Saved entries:
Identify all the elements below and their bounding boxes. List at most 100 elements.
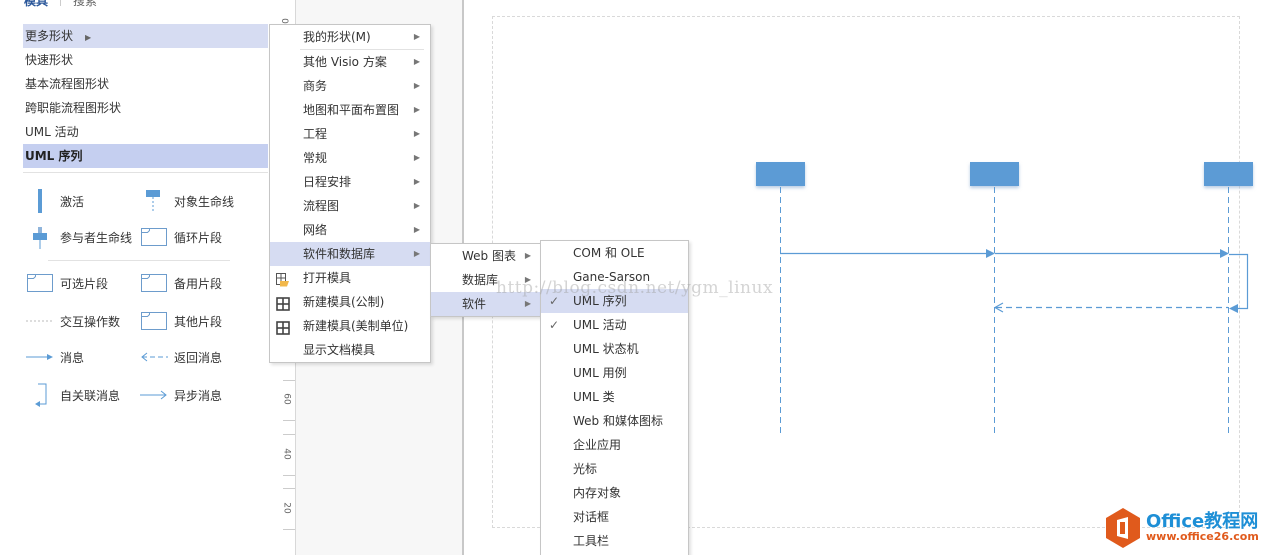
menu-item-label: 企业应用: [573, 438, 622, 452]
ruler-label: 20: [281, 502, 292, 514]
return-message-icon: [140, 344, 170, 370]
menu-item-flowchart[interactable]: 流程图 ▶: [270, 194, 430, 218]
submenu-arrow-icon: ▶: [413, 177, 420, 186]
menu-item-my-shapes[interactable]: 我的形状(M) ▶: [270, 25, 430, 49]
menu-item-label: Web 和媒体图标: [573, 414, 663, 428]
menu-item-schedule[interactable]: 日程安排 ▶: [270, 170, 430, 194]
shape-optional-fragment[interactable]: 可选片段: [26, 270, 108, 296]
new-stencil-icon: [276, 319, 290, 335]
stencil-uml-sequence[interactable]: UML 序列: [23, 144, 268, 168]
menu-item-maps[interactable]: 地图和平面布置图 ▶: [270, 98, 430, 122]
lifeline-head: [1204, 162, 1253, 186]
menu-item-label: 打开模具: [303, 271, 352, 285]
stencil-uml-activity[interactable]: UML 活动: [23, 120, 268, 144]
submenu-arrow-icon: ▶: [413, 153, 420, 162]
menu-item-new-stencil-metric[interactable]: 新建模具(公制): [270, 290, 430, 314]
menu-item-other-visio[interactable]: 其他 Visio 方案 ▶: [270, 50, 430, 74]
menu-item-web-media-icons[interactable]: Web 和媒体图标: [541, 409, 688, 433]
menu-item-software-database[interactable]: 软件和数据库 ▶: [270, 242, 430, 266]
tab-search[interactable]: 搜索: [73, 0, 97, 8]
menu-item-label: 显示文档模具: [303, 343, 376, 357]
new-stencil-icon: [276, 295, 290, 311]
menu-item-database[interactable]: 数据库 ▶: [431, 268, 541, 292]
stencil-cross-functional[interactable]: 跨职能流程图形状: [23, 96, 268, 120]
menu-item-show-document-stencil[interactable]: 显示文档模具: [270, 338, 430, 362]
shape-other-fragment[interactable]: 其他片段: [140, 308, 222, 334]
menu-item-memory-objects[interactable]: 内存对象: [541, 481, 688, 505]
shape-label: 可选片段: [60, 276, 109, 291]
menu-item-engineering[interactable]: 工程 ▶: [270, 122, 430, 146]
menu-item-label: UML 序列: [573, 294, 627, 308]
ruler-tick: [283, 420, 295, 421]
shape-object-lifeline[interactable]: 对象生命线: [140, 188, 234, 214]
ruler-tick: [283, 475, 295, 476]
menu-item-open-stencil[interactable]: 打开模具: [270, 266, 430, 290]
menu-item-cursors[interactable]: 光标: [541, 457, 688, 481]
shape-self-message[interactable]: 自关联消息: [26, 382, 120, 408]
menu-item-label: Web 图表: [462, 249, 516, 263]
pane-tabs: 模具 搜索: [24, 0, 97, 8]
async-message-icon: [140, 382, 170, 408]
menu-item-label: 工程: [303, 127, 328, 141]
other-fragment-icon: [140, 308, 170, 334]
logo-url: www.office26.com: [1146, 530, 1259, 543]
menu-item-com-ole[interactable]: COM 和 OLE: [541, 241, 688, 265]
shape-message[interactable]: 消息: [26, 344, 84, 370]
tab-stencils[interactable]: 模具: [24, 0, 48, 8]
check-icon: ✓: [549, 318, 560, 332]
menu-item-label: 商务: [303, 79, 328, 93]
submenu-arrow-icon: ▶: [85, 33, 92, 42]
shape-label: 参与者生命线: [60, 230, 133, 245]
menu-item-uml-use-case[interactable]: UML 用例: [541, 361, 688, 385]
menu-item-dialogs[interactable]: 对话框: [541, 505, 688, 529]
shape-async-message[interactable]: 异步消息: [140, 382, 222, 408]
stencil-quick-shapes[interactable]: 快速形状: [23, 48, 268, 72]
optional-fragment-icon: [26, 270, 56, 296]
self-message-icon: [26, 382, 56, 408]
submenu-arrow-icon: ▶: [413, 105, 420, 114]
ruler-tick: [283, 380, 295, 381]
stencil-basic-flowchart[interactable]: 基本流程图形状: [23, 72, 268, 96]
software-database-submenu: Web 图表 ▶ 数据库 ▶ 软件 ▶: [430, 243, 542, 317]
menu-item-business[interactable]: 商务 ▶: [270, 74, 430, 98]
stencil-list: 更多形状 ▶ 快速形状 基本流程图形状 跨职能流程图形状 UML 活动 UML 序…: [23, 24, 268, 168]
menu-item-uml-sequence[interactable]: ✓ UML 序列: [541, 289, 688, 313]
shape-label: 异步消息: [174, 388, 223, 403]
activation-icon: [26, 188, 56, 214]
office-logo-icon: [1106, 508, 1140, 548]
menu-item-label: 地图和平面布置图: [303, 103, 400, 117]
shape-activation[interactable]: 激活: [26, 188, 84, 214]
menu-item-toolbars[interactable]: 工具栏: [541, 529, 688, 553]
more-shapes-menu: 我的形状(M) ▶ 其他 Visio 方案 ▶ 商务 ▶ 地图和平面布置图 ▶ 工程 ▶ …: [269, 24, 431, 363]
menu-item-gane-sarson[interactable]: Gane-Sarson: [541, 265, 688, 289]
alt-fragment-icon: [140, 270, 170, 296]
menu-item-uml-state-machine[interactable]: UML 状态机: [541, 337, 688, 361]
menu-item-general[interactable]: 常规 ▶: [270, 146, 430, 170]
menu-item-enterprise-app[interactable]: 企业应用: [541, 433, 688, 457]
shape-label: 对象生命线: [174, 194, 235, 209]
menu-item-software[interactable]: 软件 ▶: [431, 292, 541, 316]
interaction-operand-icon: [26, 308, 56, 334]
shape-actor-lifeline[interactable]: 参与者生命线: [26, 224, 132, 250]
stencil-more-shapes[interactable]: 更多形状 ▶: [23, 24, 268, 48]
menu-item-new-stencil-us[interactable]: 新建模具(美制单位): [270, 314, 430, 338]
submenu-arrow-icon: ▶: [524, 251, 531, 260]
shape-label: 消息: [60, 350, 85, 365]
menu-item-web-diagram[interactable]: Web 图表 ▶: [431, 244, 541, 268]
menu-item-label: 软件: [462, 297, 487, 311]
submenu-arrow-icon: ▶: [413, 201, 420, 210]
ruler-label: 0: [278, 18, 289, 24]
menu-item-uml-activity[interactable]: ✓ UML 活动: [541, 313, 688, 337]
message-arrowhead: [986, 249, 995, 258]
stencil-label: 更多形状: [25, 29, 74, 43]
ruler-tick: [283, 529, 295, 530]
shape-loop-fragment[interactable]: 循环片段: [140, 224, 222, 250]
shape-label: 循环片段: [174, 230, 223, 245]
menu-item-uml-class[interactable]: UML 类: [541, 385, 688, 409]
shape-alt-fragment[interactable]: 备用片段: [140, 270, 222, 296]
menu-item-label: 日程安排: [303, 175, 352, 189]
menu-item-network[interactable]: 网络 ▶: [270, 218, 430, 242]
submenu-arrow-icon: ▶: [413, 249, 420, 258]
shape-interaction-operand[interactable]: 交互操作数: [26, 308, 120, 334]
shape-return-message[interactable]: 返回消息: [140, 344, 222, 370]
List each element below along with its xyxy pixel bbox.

▶ _TASK PROMPT_
Please present every line of the items above as a numbered list, leaving out blank lines and the pictures.

▶ _FULL SOLUTION_
1. Identify all the elements below and their bounding boxes. List at most 100 elements.
2. menu-item-label: 企业应用: [573, 438, 622, 452]
3. ruler-label: 20: [281, 502, 292, 514]
4. return-message-icon: [140, 344, 170, 370]
5. menu-item-flowchart[interactable]: 流程图 ▶: [270, 194, 430, 218]
6. submenu-arrow-icon: ▶: [413, 177, 420, 186]
7. menu-item-my-shapes[interactable]: 我的形状(M) ▶: [270, 25, 430, 49]
8. menu-item-label: Web 和媒体图标: [573, 414, 663, 428]
9. menu-item-schedule[interactable]: 日程安排 ▶: [270, 170, 430, 194]
10. shape-optional-fragment[interactable]: 可选片段: [26, 270, 108, 296]
11. new-stencil-icon: [276, 319, 290, 335]
12. stencil-uml-sequence[interactable]: UML 序列: [23, 144, 268, 168]
13. menu-item-maps[interactable]: 地图和平面布置图 ▶: [270, 98, 430, 122]
14. lifeline-head: [1204, 162, 1253, 186]
15. menu-item-label: 打开模具: [303, 271, 352, 285]
16. stencil-uml-activity[interactable]: UML 活动: [23, 120, 268, 144]
17. submenu-arrow-icon: ▶: [413, 153, 420, 162]
18. menu-item-new-stencil-metric[interactable]: 新建模具(公制): [270, 290, 430, 314]
19. menu-item-other-visio[interactable]: 其他 Visio 方案 ▶: [270, 50, 430, 74]
20. menu-item-web-media-icons[interactable]: Web 和媒体图标: [541, 409, 688, 433]
21. menu-item-software-database[interactable]: 软件和数据库 ▶: [270, 242, 430, 266]
22. tab-search[interactable]: 搜索: [73, 0, 97, 8]
23. menu-item-label: 显示文档模具: [303, 343, 376, 357]
24. new-stencil-icon: [276, 295, 290, 311]
25. menu-item-database[interactable]: 数据库 ▶: [431, 268, 541, 292]
26. stencil-cross-functional[interactable]: 跨职能流程图形状: [23, 96, 268, 120]
27. menu-item-show-document-stencil[interactable]: 显示文档模具: [270, 338, 430, 362]
28. shape-other-fragment[interactable]: 其他片段: [140, 308, 222, 334]
29. menu-item-memory-objects[interactable]: 内存对象: [541, 481, 688, 505]
30. shape-label: 可选片段: [60, 276, 109, 291]
31. menu-item-engineering[interactable]: 工程 ▶: [270, 122, 430, 146]
32. menu-item-label: UML 序列: [573, 294, 627, 308]
33. ruler-tick: [283, 420, 295, 421]
34. shape-object-lifeline[interactable]: 对象生命线: [140, 188, 234, 214]
35. ruler-tick: [283, 475, 295, 476]
36. menu-item-open-stencil[interactable]: 打开模具: [270, 266, 430, 290]
37. menu-item-cursors[interactable]: 光标: [541, 457, 688, 481]
38. shape-self-message[interactable]: 自关联消息: [26, 382, 120, 408]
39. menu-item-label: Web 图表: [462, 249, 516, 263]
40. pane-tabs: 模具 搜索: [24, 0, 97, 8]
41. async-message-icon: [140, 382, 170, 408]
42. menu-item-label: 工程: [303, 127, 328, 141]
43. other-fragment-icon: [140, 308, 170, 334]
44. logo-url: www.office26.com: [1146, 530, 1259, 543]
45. menu-item-com-ole[interactable]: COM 和 OLE: [541, 241, 688, 265]
46. shape-message[interactable]: 消息: [26, 344, 84, 370]
47. tab-stencils[interactable]: 模具: [24, 0, 48, 8]
48. check-icon: ✓: [549, 318, 560, 332]
49. menu-item-label: 商务: [303, 79, 328, 93]
50. submenu-arrow-icon: ▶: [85, 33, 92, 42]
51. shape-label: 参与者生命线: [60, 230, 133, 245]
52. menu-item-uml-use-case[interactable]: UML 用例: [541, 361, 688, 385]
53. menu-item-dialogs[interactable]: 对话框: [541, 505, 688, 529]
54. shape-async-message[interactable]: 异步消息: [140, 382, 222, 408]
55. stencil-quick-shapes[interactable]: 快速形状: [23, 48, 268, 72]
56. optional-fragment-icon: [26, 270, 56, 296]
57. self-message-icon: [26, 382, 56, 408]
58. submenu-arrow-icon: ▶: [413, 105, 420, 114]
59. ruler-tick: [283, 380, 295, 381]
60. stencil-basic-flowchart[interactable]: 基本流程图形状: [23, 72, 268, 96]
61. software-database-submenu: Web 图表 ▶ 数据库 ▶ 软件 ▶: [430, 243, 542, 317]
62. menu-item-business[interactable]: 商务 ▶: [270, 74, 430, 98]
63. stencil-list: 更多形状 ▶ 快速形状 基本流程图形状 跨职能流程图形状 UML 活动 UML 序…: [23, 24, 268, 168]
64. menu-item-uml-sequence[interactable]: ✓ UML 序列: [541, 289, 688, 313]
65. shape-label: 异步消息: [174, 388, 223, 403]
66. activation-icon: [26, 188, 56, 214]
67. office-logo-icon: [1106, 508, 1140, 548]
68. menu-item-label: 地图和平面布置图: [303, 103, 400, 117]
69. shape-activation[interactable]: 激活: [26, 188, 84, 214]
70. menu-item-toolbars[interactable]: 工具栏: [541, 529, 688, 553]
71. more-shapes-menu: 我的形状(M) ▶ 其他 Visio 方案 ▶ 商务 ▶ 地图和平面布置图 ▶ 工程 ▶ …: [269, 24, 431, 363]
72. menu-item-gane-sarson[interactable]: Gane-Sarson: [541, 265, 688, 289]
73. alt-fragment-icon: [140, 270, 170, 296]
74. menu-item-uml-state-machine[interactable]: UML 状态机: [541, 337, 688, 361]
75. menu-item-general[interactable]: 常规 ▶: [270, 146, 430, 170]
76. menu-item-enterprise-app[interactable]: 企业应用: [541, 433, 688, 457]
77. shape-label: 对象生命线: [174, 194, 235, 209]
78. menu-item-software[interactable]: 软件 ▶: [431, 292, 541, 316]
79. interaction-operand-icon: [26, 308, 56, 334]
80. shape-actor-lifeline[interactable]: 参与者生命线: [26, 224, 132, 250]
81. stencil-more-shapes[interactable]: 更多形状 ▶: [23, 24, 268, 48]
82. menu-item-new-stencil-us[interactable]: 新建模具(美制单位): [270, 314, 430, 338]
83. submenu-arrow-icon: ▶: [524, 251, 531, 260]
84. shape-label: 消息: [60, 350, 85, 365]
85. menu-item-web-diagram[interactable]: Web 图表 ▶: [431, 244, 541, 268]
86. menu-item-label: 软件: [462, 297, 487, 311]
87. submenu-arrow-icon: ▶: [413, 201, 420, 210]
88. ruler-label: 0: [278, 18, 289, 24]
89. menu-item-uml-activity[interactable]: ✓ UML 活动: [541, 313, 688, 337]
90. message-arrowhead: [986, 249, 995, 258]
91. stencil-label: 更多形状: [25, 29, 74, 43]
92. ruler-tick: [283, 529, 295, 530]
93. shape-loop-fragment[interactable]: 循环片段: [140, 224, 222, 250]
94. shape-label: 循环片段: [174, 230, 223, 245]
95. menu-item-uml-class[interactable]: UML 类: [541, 385, 688, 409]
96. shape-alt-fragment[interactable]: 备用片段: [140, 270, 222, 296]
97. menu-item-label: 日程安排: [303, 175, 352, 189]
98. menu-item-network[interactable]: 网络 ▶: [270, 218, 430, 242]
99. submenu-arrow-icon: ▶: [413, 249, 420, 258]
100. shape-interaction-operand[interactable]: 交互操作数: [26, 308, 120, 334]
101. shape-return-message[interactable]: 返回消息: [140, 344, 222, 370]
102. List each element below along with its xyxy pixel bbox.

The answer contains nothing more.